:: Data shown

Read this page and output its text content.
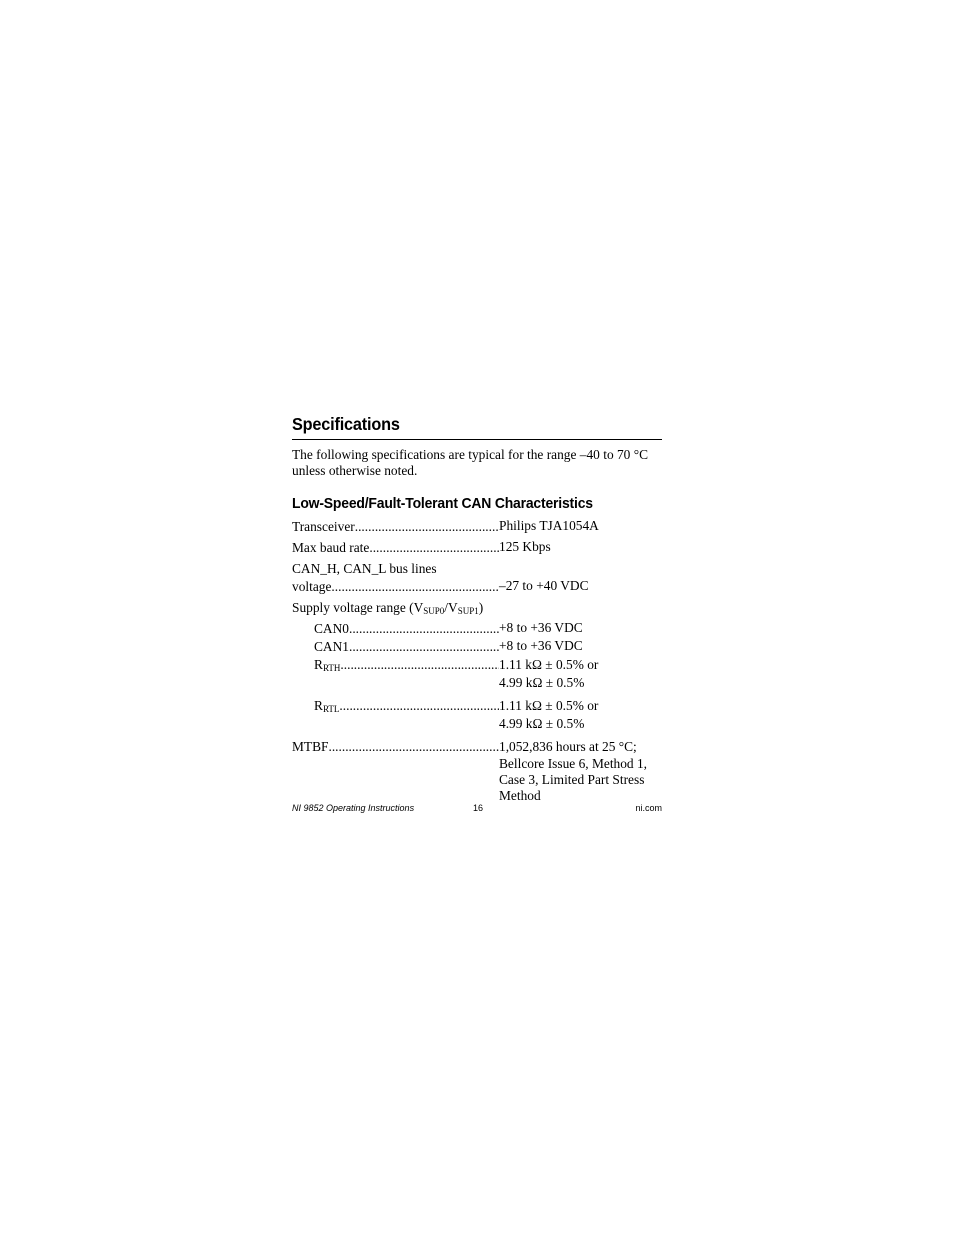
Specifications

The following specifications are typical for the range –40 to 70 °C unless otherwise noted.

Low-Speed/Fault-Tolerant CAN Characteristics
Transceiver .....	Philips TJA1054A
Max baud rate .....	125 Kbps
CAN_H, CAN_L bus lines
voltage .....	–27 to +40 VDC
Supply voltage range $(V_{SUP0}/V_{SUP1})$
CAN0 .....	+8 to +36 VDC
CAN1 .....	+8 to +36 VDC
$R_{RTH}$ .....	1.11 kΩ ± 0.5% or
4.99 kΩ ± 0.5%
$R_{RTL}$ .....	1.11 kΩ ± 0.5% or
4.99 kΩ ± 0.5%
MTBF .....	1,052,836 hours at 25 °C;
Bellcore Issue 6, Method 1,
Case 3, Limited Part Stress
Method
NI 9852 Operating Instructions	16	ni.com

::::

▸ Written task
Quote the preceding listing precisely and completely, omitting its images.

▸ Answer below
Read this page and output its text content.
Specifications

The following specifications are typical for the range –40 to 70 °C unless otherwise noted.

Low-Speed/Fault-Tolerant CAN Characteristics
Transceiver .....	Philips TJA1054A
Max baud rate .....	125 Kbps
CAN_H, CAN_L bus lines
voltage .....	–27 to +40 VDC
Supply voltage range $(V_{SUP0}/V_{SUP1})$
CAN0 .....	+8 to +36 VDC
CAN1 .....	+8 to +36 VDC
$R_{RTH}$ .....	1.11 kΩ ± 0.5% or
4.99 kΩ ± 0.5%
$R_{RTL}$ .....	1.11 kΩ ± 0.5% or
4.99 kΩ ± 0.5%
MTBF .....	1,052,836 hours at 25 °C;
Bellcore Issue 6, Method 1,
Case 3, Limited Part Stress
Method
NI 9852 Operating Instructions	16	ni.com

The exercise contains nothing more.